#### EXERCISE AIM
Report every line from the material that contains the word "icon".

#### Saved entries
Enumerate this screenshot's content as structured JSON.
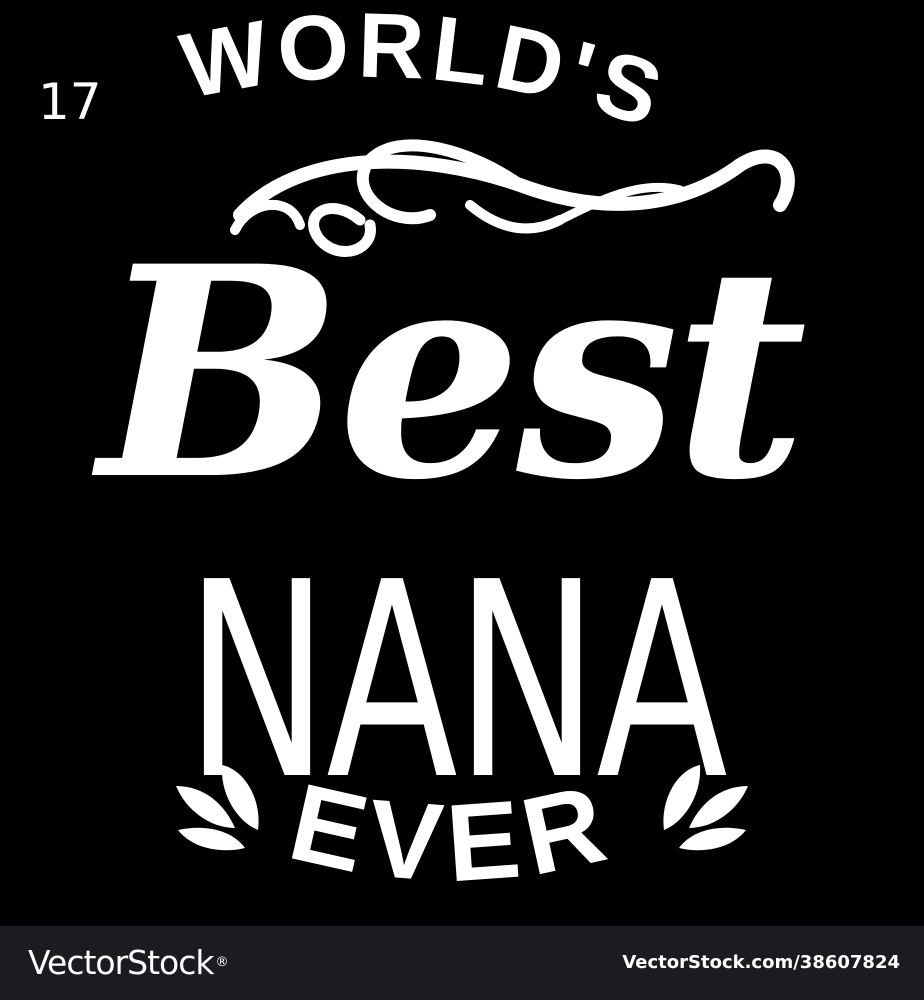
{
  "page_number": "17",
  "artwork": {
    "line1": "WORLD'S",
    "line2": "Best",
    "line3": "NANA",
    "line4": "EVER"
  },
  "footer": {
    "brand": "VectorStock",
    "registered_mark": "®",
    "image_id": "VectorStock.com/38607824"
  },
  "colors": {
    "background": "#000000",
    "text": "#ffffff",
    "footer_bar": "#1a1c21"
  }
}
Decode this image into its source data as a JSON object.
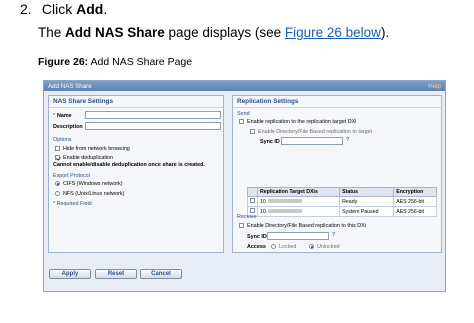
{
  "step": {
    "number": "2.",
    "text_prefix": "Click ",
    "text_bold": "Add",
    "text_suffix": "."
  },
  "description": {
    "prefix": "The ",
    "bold": "Add NAS Share",
    "middle": " page displays (see ",
    "link": "Figure 26 below",
    "suffix": ")."
  },
  "figure_caption": {
    "bold": "Figure 26:",
    "text": " Add NAS Share Page"
  },
  "dialog": {
    "title": "Add NAS Share",
    "help": "Help",
    "left_panel": {
      "title": "NAS Share Settings",
      "name_label": "Name",
      "description_label": "Description",
      "required_star": "*",
      "options_section": "Options",
      "hide_browsing": "Hide from network browsing",
      "enable_dedup": "Enable deduplication",
      "dedup_warning": "Cannot enable/disable deduplication once share is created.",
      "export_section": "Export Protocol",
      "cifs": "CIFS (Windows network)",
      "nfs": "NFS (Unix/Linux network)",
      "required_note": "* Required Field"
    },
    "right_panel": {
      "title": "Replication Settings",
      "send_section": "Send",
      "enable_replication": "Enable replication to the replication target DXi",
      "enable_dir_file": "Enable Directory/File Based replication to target",
      "sync_id_label": "Sync ID",
      "help_mark": "?",
      "table": {
        "headers": [
          "Replication Target DXis",
          "Status",
          "Encryption"
        ],
        "rows": [
          {
            "target": "10.",
            "status": "Ready",
            "encryption": "AES 256-bit"
          },
          {
            "target": "10.",
            "status": "System Paused",
            "encryption": "AES 256-bit"
          }
        ]
      },
      "receive_section": "Receive",
      "enable_receive": "Enable Directory/File Based replication to this DXi",
      "access_label": "Access",
      "locked": "Locked",
      "unlocked": "Unlocked"
    },
    "buttons": {
      "apply": "Apply",
      "reset": "Reset",
      "cancel": "Cancel"
    }
  }
}
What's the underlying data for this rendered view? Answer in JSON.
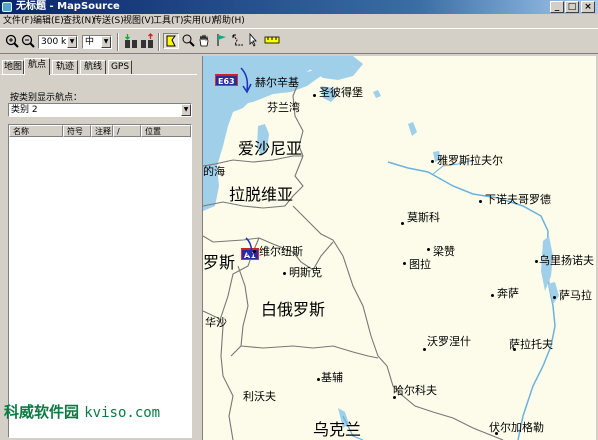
{
  "window": {
    "title": "无标题 - MapSource",
    "minimize": "_",
    "maximize": "□",
    "close": "×"
  },
  "menu": [
    "文件(F)",
    "编辑(E)",
    "查找(N)",
    "传送(S)",
    "视图(V)",
    "工具(T)",
    "实用(U)",
    "帮助(H)"
  ],
  "toolbar": {
    "zoom_in_icon": "zoom-in-icon",
    "zoom_out_icon": "zoom-out-icon",
    "scale_value": "300 km",
    "detail_value": "中"
  },
  "left_panel": {
    "tabs": [
      "地图",
      "航点",
      "轨迹",
      "航线",
      "GPS"
    ],
    "active_tab": "航点",
    "display_label": "按类别显示航点：",
    "category_value": "类别 2",
    "columns": [
      "名称",
      "符号",
      "注释",
      "/",
      "位置"
    ]
  },
  "map": {
    "places": [
      {
        "name": "赫尔辛基"
      },
      {
        "name": "芬兰湾"
      },
      {
        "name": "圣彼得堡"
      },
      {
        "name": "爱沙尼亚"
      },
      {
        "name": "的海"
      },
      {
        "name": "拉脱维亚"
      },
      {
        "name": "雅罗斯拉夫尔"
      },
      {
        "name": "下诺夫哥罗德"
      },
      {
        "name": "莫斯科"
      },
      {
        "name": "维尔纽斯"
      },
      {
        "name": "罗斯"
      },
      {
        "name": "明斯克"
      },
      {
        "name": "梁赞"
      },
      {
        "name": "图拉"
      },
      {
        "name": "乌里扬诺夫"
      },
      {
        "name": "白俄罗斯"
      },
      {
        "name": "奔萨"
      },
      {
        "name": "萨马拉"
      },
      {
        "name": "华沙"
      },
      {
        "name": "沃罗涅什"
      },
      {
        "name": "萨拉托夫"
      },
      {
        "name": "基辅"
      },
      {
        "name": "利沃夫"
      },
      {
        "name": "哈尔科夫"
      },
      {
        "name": "乌克兰"
      },
      {
        "name": "伏尔加格勒"
      }
    ],
    "shields": [
      "E63",
      "A1"
    ],
    "colors": {
      "land": "#fdfcea",
      "water": "#9fcfe9",
      "border": "#777777"
    }
  },
  "watermark": {
    "text": "科威软件园",
    "latin": "kviso.com"
  }
}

#### WORKED ANSWER
    "zoom_in_icon": "zoom-in-icon",
    "zoom_out_icon": "zoom-out-icon",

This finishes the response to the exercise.